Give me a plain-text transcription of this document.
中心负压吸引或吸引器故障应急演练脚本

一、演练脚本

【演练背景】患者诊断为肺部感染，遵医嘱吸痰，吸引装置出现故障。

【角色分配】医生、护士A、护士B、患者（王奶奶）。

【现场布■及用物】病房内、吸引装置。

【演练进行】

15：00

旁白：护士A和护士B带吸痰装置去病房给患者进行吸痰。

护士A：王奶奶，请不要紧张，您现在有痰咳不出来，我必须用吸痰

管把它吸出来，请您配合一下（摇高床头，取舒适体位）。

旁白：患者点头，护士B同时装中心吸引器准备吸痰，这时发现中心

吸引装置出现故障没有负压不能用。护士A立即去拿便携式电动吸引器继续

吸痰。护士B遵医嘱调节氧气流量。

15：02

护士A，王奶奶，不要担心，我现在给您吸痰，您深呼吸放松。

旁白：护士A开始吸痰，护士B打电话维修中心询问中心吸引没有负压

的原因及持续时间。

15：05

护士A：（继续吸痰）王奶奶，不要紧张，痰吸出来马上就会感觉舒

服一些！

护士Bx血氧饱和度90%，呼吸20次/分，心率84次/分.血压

———

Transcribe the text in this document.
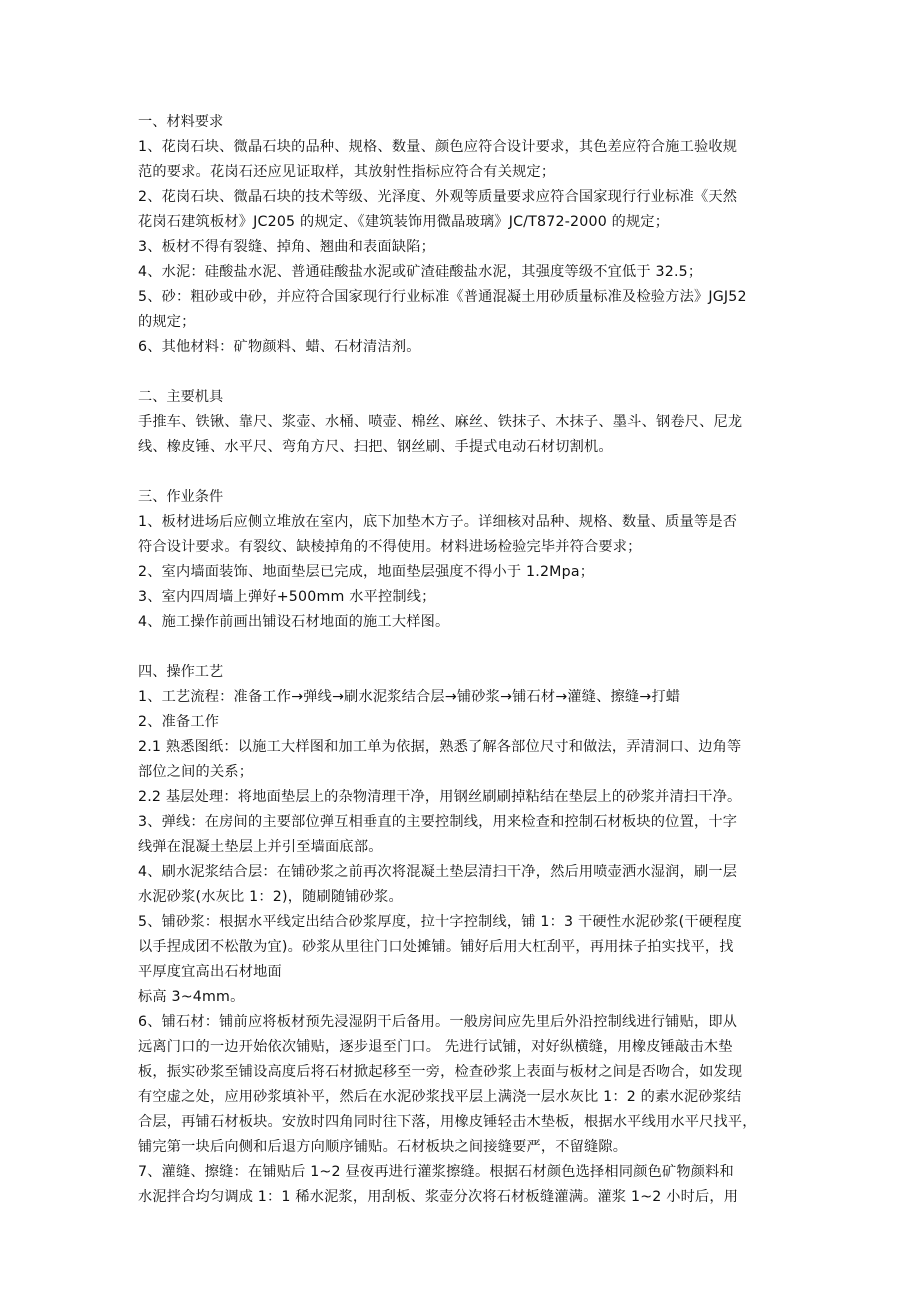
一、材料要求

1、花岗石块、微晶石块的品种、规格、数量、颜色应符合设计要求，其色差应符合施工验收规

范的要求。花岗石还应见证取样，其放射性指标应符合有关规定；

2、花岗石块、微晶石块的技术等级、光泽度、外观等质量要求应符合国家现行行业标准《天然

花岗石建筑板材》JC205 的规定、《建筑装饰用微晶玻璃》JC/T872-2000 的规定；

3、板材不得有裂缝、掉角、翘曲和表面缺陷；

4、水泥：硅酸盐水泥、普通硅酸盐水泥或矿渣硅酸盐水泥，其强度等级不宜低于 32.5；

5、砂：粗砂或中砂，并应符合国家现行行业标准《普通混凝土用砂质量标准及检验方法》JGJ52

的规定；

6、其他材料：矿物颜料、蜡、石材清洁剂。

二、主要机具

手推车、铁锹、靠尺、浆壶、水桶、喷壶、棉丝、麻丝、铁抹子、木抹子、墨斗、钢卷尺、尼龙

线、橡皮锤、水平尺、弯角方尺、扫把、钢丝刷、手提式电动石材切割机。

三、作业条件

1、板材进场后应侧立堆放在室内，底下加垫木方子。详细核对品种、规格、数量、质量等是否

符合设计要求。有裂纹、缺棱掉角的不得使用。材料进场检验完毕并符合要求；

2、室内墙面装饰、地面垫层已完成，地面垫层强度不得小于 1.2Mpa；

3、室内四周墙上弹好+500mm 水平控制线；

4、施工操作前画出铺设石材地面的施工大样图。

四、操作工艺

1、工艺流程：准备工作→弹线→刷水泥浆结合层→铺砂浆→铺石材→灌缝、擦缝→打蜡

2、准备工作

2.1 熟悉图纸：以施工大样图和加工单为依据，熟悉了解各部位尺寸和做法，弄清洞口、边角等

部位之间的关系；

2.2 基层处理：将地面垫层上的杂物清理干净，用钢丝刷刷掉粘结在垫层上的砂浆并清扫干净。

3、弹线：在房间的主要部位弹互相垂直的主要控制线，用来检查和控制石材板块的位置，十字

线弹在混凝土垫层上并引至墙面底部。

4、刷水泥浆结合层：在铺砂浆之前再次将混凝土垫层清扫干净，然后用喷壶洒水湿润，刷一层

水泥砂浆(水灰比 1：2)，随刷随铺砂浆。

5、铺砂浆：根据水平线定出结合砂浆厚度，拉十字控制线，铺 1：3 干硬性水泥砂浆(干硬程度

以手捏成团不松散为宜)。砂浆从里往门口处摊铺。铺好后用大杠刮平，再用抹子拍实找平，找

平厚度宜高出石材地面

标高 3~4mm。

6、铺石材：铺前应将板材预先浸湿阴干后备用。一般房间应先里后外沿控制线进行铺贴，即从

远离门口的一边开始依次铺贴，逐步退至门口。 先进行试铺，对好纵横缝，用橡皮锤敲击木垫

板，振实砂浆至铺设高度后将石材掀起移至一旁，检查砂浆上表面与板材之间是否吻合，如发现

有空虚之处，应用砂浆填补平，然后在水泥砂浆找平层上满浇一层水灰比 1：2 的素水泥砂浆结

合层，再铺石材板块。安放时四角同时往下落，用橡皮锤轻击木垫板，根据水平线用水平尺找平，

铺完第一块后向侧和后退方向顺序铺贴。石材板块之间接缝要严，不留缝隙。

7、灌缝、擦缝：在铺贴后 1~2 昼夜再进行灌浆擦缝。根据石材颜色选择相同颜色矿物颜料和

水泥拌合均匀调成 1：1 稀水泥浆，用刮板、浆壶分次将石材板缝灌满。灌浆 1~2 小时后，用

———

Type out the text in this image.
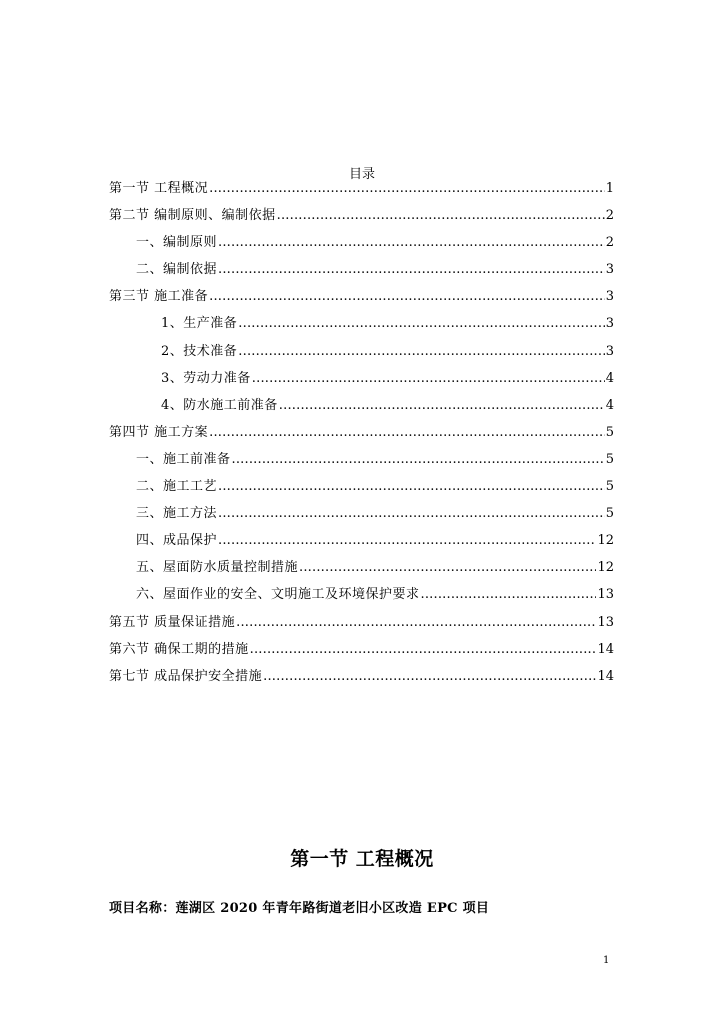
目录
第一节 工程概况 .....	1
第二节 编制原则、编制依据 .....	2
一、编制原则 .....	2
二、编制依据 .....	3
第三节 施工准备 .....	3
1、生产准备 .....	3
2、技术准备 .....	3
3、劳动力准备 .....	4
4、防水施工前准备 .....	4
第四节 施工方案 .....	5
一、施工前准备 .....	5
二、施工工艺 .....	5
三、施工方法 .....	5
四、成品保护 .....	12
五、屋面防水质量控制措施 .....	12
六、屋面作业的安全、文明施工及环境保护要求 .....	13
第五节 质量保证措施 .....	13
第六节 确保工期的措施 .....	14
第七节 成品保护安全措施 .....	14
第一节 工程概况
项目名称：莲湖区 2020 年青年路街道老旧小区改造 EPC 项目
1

———

» Work required:
From the listing, copy every line where the string "刷水泥浆结合层" appears.

» The result:
1、工艺流程：准备工作→弹线→刷水泥浆结合层→铺砂浆→铺石材→灌缝、擦缝→打蜡
4、刷水泥浆结合层：在铺砂浆之前再次将混凝土垫层清扫干净，然后用喷壶洒水湿润，刷一层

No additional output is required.